> Required task: In the entries below, find every line holding the string "base" and collect it.

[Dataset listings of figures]
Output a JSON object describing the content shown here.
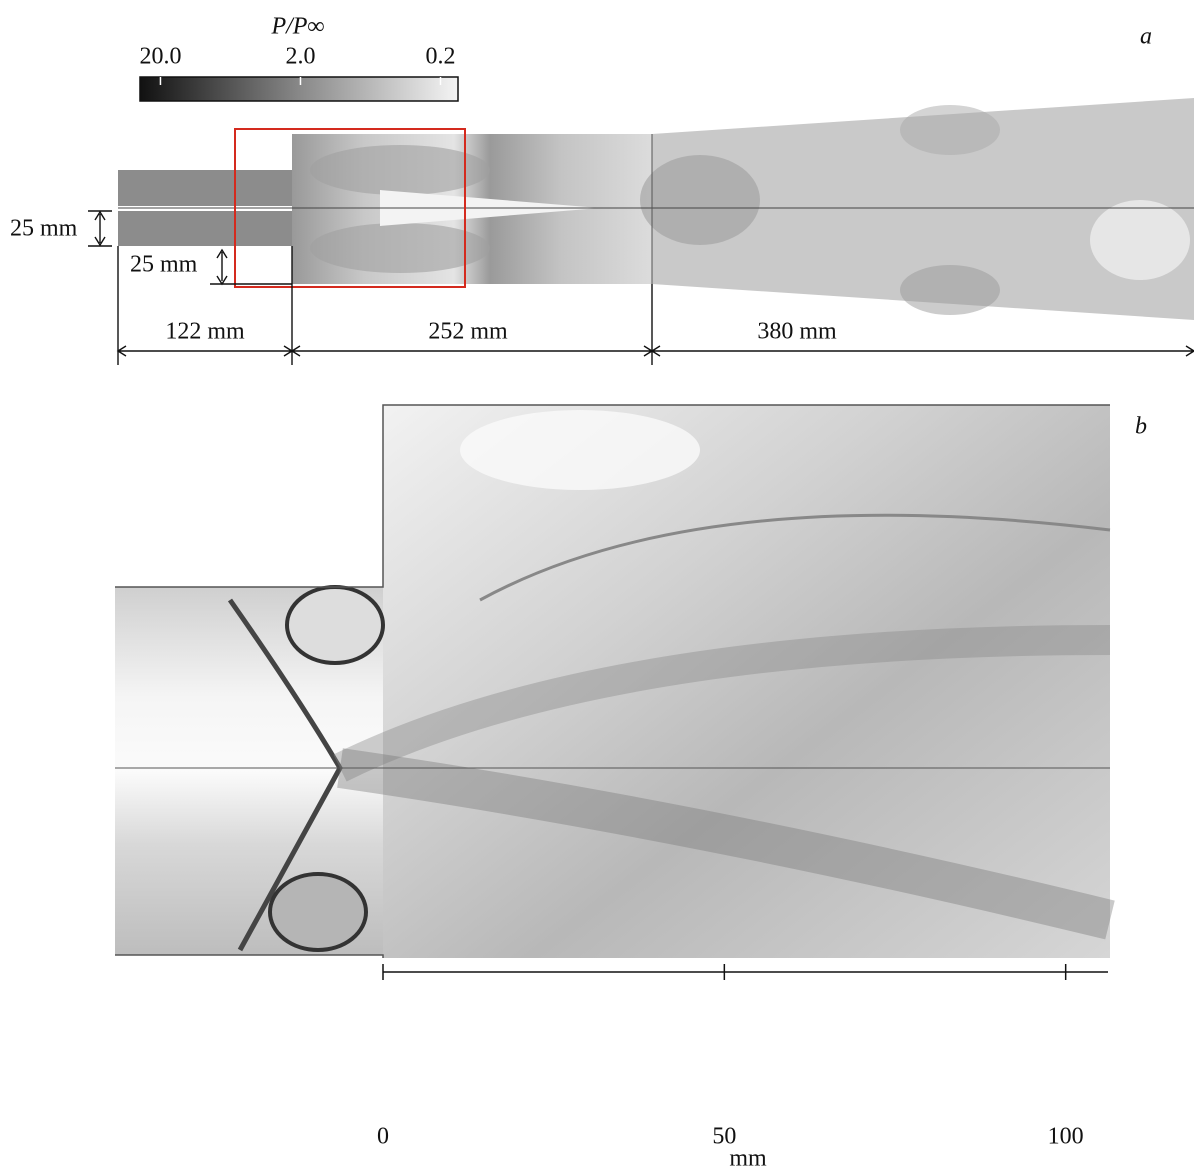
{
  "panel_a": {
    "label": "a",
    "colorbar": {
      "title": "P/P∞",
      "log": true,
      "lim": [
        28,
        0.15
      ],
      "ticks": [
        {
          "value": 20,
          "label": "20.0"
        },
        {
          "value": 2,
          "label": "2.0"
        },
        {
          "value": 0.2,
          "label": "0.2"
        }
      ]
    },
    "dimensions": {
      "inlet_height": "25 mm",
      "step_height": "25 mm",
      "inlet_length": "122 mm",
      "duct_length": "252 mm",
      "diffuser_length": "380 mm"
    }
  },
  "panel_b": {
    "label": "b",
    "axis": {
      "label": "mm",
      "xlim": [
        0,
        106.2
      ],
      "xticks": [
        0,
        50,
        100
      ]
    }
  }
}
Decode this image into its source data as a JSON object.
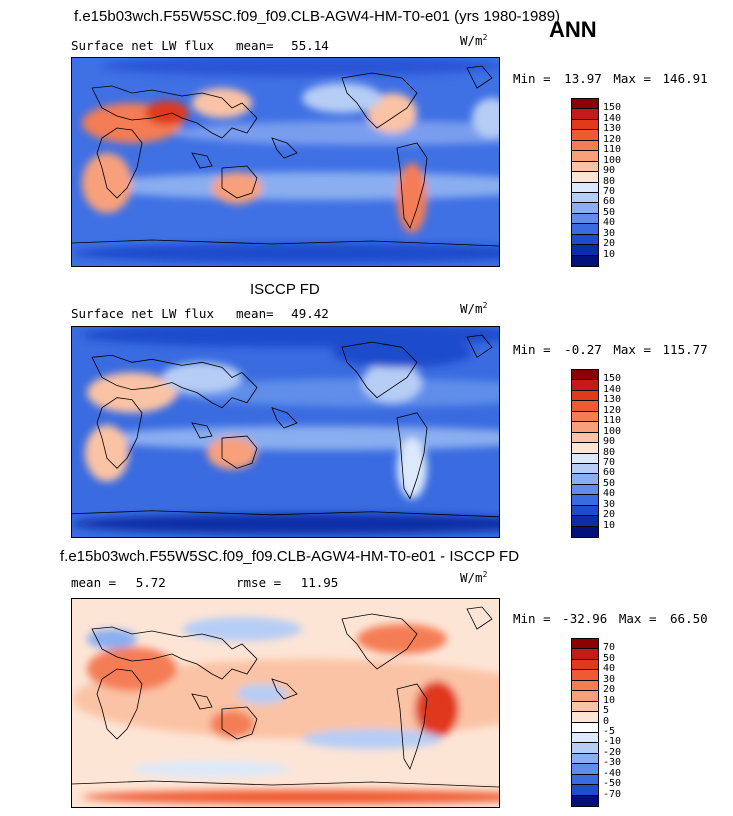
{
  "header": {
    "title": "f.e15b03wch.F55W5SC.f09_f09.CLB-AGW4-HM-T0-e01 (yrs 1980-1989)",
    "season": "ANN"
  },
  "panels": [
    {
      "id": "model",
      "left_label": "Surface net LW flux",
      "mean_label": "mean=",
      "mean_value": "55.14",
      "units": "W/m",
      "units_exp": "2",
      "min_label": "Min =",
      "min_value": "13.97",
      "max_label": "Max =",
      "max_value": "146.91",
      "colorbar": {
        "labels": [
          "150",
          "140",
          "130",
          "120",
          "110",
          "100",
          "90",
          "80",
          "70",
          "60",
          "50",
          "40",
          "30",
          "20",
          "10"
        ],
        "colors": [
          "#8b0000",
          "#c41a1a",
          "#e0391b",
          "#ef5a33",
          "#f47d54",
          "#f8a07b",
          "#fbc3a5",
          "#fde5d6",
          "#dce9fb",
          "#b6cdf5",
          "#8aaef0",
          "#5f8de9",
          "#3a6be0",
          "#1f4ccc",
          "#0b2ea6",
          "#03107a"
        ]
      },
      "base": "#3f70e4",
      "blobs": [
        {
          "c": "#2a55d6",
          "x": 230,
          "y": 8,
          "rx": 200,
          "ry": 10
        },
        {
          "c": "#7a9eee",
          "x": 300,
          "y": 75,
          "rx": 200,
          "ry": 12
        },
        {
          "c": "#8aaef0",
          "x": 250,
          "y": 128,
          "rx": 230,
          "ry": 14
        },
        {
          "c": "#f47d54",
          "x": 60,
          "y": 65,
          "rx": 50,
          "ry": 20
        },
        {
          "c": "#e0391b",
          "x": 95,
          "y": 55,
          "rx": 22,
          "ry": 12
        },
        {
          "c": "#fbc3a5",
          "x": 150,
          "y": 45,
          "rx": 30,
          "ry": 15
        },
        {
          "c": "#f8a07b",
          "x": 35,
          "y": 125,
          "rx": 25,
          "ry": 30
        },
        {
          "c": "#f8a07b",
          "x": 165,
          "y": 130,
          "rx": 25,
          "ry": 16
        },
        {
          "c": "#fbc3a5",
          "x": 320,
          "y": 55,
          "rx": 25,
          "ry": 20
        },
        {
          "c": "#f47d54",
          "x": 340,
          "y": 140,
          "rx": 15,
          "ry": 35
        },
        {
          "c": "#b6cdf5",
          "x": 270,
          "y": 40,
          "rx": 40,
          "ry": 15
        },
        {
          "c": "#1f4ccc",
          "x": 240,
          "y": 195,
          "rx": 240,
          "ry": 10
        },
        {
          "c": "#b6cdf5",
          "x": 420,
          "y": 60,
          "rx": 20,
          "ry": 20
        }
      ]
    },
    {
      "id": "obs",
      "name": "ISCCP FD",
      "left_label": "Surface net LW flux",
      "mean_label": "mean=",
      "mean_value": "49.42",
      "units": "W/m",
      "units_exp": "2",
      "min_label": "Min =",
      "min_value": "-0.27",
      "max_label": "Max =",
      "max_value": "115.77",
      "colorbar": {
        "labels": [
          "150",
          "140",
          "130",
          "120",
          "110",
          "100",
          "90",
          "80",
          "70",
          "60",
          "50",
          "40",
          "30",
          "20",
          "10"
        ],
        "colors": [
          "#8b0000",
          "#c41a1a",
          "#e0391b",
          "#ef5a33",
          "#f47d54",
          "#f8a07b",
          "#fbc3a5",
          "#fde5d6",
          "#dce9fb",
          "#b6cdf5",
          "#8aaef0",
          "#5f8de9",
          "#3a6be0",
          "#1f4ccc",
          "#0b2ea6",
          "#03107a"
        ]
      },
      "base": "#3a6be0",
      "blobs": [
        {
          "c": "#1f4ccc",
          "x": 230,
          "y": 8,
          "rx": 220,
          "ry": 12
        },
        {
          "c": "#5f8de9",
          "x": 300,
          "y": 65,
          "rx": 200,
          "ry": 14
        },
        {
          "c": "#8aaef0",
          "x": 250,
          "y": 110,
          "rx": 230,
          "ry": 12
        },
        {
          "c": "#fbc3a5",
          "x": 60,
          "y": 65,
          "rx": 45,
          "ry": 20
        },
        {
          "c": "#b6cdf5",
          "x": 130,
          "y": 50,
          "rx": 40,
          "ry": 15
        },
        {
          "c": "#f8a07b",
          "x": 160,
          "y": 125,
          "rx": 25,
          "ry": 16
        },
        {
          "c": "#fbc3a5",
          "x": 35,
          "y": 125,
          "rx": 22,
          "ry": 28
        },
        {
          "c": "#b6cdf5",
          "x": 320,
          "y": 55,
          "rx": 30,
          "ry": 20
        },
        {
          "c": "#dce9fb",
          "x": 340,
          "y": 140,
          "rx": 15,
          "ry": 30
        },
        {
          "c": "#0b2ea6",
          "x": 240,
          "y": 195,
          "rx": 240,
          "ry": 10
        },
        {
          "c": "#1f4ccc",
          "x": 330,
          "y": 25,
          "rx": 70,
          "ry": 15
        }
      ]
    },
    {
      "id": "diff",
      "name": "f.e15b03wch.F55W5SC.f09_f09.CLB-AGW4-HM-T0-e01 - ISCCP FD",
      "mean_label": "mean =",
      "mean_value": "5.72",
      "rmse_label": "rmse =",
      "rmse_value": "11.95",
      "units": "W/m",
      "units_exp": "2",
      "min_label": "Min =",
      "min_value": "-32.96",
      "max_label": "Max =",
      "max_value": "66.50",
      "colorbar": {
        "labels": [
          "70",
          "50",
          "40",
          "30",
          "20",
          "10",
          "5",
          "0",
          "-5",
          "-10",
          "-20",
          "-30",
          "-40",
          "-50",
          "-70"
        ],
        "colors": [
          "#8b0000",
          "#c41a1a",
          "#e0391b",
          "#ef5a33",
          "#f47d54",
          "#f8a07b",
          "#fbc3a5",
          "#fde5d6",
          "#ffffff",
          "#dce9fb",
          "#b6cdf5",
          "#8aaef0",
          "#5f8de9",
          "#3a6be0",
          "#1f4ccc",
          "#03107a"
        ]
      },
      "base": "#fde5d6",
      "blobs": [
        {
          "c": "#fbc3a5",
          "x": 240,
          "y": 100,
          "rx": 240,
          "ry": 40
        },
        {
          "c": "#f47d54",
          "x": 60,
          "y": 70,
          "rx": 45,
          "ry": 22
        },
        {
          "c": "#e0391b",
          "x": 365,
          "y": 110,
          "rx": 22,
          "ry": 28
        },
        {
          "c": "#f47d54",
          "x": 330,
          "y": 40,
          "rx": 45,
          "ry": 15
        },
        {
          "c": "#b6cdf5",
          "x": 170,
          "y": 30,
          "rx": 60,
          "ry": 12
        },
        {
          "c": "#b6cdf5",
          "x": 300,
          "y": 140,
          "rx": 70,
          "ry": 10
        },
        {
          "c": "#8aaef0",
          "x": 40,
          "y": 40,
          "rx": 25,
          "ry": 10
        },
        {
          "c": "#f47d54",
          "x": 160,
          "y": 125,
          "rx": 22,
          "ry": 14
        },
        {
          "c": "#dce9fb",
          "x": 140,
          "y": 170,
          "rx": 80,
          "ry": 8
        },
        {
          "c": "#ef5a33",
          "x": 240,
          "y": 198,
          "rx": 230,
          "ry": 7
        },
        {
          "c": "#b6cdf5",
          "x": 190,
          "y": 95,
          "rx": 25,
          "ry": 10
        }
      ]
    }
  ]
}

...

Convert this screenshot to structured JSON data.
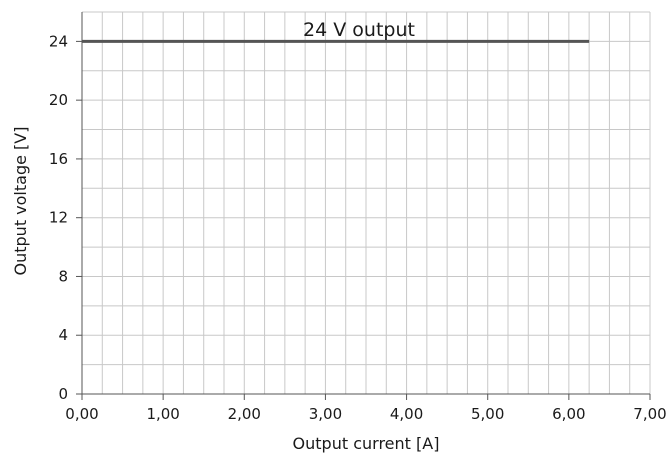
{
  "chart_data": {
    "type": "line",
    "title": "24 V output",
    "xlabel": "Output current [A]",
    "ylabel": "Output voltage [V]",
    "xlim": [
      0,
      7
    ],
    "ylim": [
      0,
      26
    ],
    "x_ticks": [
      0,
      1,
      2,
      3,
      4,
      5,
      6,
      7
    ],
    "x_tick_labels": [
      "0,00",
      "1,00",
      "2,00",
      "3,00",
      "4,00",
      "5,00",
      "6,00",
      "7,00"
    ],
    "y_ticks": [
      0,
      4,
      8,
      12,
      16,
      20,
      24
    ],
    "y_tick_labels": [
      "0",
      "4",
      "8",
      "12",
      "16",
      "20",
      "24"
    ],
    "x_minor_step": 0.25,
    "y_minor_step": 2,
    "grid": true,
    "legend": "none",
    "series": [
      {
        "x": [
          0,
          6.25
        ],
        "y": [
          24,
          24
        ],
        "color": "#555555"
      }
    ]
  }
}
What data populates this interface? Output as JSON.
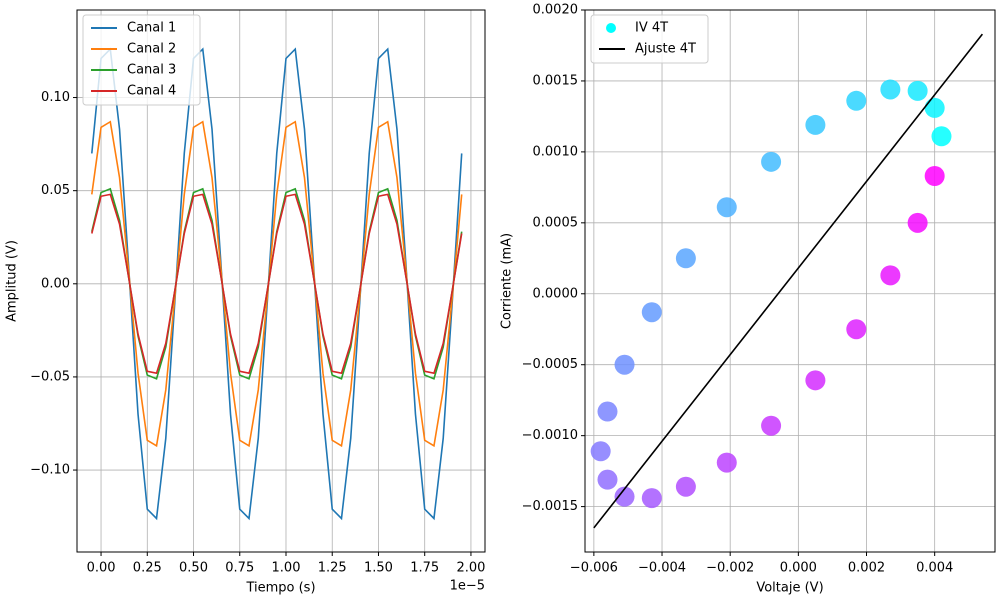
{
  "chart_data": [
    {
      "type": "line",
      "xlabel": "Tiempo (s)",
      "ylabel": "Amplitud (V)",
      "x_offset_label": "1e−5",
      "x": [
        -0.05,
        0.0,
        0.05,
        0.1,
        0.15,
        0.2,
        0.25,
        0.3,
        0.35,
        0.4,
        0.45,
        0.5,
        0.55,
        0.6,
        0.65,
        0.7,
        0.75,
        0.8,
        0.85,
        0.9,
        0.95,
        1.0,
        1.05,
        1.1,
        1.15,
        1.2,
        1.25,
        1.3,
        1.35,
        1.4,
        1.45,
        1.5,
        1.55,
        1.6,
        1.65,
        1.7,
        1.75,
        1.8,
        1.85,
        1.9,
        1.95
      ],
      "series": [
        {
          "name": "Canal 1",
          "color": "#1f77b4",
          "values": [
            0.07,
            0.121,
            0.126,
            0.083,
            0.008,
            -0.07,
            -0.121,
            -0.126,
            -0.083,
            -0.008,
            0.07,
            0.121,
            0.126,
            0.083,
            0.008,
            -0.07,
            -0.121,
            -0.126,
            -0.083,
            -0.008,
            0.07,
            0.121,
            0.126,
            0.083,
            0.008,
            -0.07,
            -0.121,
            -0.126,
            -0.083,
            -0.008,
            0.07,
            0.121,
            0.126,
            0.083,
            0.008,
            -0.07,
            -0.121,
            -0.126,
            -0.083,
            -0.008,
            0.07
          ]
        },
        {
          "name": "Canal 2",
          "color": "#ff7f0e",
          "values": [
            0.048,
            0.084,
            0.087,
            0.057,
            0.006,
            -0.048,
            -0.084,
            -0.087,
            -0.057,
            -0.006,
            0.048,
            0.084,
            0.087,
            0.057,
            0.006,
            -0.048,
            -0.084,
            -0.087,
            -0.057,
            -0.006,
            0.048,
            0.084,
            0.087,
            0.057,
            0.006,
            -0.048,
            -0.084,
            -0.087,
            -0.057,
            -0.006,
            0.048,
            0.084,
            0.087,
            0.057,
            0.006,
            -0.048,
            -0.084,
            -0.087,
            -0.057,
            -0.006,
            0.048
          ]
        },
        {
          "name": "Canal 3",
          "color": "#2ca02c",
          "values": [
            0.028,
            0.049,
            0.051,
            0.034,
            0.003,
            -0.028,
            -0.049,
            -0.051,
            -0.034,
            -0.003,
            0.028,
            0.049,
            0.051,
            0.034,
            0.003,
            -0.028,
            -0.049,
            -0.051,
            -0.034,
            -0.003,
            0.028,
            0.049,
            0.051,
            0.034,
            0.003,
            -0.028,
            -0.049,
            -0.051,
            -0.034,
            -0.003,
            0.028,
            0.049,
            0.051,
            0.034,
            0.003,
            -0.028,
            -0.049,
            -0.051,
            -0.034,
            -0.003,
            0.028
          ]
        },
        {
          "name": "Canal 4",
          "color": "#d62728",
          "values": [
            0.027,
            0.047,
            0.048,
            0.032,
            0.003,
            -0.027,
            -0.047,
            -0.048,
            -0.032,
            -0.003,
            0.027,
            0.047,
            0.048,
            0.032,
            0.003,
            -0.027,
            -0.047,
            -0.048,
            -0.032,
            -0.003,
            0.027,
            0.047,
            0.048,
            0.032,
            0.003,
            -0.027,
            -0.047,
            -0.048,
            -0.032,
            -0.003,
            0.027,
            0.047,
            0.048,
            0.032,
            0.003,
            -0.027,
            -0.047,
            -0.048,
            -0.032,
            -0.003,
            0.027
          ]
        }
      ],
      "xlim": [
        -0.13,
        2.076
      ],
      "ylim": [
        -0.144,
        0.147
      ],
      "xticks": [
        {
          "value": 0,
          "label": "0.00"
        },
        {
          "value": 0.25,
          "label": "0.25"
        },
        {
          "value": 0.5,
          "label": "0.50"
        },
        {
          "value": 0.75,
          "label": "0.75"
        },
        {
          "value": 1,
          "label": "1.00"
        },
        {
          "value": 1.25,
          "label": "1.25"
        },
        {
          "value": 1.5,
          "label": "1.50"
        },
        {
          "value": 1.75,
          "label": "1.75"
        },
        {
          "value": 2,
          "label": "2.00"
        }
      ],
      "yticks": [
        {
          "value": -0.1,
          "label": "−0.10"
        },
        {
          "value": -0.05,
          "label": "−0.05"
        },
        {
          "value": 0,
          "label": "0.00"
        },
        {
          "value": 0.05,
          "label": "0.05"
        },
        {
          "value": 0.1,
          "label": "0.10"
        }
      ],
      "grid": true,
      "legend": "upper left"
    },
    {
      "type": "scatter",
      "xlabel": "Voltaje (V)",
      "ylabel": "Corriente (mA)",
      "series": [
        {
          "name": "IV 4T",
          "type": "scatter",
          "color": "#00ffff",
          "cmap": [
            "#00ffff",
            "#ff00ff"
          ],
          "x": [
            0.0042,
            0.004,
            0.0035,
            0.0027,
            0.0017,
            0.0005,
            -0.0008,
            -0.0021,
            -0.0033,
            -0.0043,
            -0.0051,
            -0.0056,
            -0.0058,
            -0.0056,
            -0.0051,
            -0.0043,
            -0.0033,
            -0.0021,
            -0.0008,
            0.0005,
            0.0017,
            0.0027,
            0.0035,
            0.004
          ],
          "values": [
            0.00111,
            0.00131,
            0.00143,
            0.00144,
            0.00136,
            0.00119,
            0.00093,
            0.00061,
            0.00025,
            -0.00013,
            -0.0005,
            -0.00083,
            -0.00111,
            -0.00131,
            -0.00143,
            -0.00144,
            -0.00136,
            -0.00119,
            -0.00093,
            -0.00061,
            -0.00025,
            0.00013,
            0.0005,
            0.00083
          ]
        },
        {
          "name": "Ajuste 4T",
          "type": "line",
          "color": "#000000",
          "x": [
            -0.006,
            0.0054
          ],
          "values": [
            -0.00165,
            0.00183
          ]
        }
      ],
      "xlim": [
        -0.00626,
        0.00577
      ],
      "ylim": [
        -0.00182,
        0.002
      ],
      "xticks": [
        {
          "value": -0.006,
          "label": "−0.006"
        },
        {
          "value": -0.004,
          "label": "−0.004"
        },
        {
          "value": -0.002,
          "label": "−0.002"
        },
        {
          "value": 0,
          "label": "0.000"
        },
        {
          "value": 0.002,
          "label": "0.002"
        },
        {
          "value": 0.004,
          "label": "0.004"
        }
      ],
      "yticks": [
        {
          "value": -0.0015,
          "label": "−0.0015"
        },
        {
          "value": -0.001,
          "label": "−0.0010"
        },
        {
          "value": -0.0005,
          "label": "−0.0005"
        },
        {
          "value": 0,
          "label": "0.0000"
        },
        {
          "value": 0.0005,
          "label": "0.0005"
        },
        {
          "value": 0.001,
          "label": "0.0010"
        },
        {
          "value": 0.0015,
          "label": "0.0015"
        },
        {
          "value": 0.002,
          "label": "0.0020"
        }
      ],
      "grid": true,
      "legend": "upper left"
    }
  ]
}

> Result of this exercise:
      "base": "#3f70e4",
      "base": "#3a6be0",
      "base": "#fde5d6",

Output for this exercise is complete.